▶ _Given task_
Looking at the listing, state how many of its lines contain the string "students". Write only the number.

■ ■ ■ ■

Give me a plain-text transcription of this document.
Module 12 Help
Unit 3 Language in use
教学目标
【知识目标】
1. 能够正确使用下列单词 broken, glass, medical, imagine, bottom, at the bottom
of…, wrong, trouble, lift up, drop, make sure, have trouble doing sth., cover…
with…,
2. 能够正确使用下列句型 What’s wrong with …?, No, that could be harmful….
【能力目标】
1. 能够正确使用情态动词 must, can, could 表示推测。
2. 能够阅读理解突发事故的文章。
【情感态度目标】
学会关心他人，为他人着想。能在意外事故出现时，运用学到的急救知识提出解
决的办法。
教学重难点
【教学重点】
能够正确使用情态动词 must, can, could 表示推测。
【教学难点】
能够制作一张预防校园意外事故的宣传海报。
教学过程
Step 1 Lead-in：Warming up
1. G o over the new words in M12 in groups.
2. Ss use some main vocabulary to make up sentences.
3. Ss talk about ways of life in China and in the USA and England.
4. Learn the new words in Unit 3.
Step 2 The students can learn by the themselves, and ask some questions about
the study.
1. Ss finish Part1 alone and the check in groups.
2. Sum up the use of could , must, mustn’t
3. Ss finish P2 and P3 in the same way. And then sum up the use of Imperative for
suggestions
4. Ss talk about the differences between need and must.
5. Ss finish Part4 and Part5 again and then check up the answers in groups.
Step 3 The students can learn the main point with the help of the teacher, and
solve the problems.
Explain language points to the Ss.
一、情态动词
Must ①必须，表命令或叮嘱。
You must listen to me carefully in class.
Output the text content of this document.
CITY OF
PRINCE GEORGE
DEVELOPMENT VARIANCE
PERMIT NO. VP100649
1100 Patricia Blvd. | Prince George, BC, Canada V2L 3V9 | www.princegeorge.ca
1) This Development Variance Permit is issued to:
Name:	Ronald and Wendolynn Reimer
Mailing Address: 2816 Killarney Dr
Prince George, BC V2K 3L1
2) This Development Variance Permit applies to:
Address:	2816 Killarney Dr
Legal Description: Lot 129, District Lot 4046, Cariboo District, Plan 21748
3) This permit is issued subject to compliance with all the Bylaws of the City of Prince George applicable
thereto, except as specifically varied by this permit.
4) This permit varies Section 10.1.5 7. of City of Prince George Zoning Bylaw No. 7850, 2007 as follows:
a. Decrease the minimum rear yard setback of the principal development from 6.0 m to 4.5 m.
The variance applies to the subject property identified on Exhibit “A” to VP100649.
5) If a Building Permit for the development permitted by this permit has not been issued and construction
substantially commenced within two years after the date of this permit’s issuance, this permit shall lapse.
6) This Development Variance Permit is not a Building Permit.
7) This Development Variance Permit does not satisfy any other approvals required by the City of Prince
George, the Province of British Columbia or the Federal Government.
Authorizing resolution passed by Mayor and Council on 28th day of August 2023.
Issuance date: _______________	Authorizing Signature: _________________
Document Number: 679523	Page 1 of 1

■ ■ ■ ■

▶ _The completed task_
2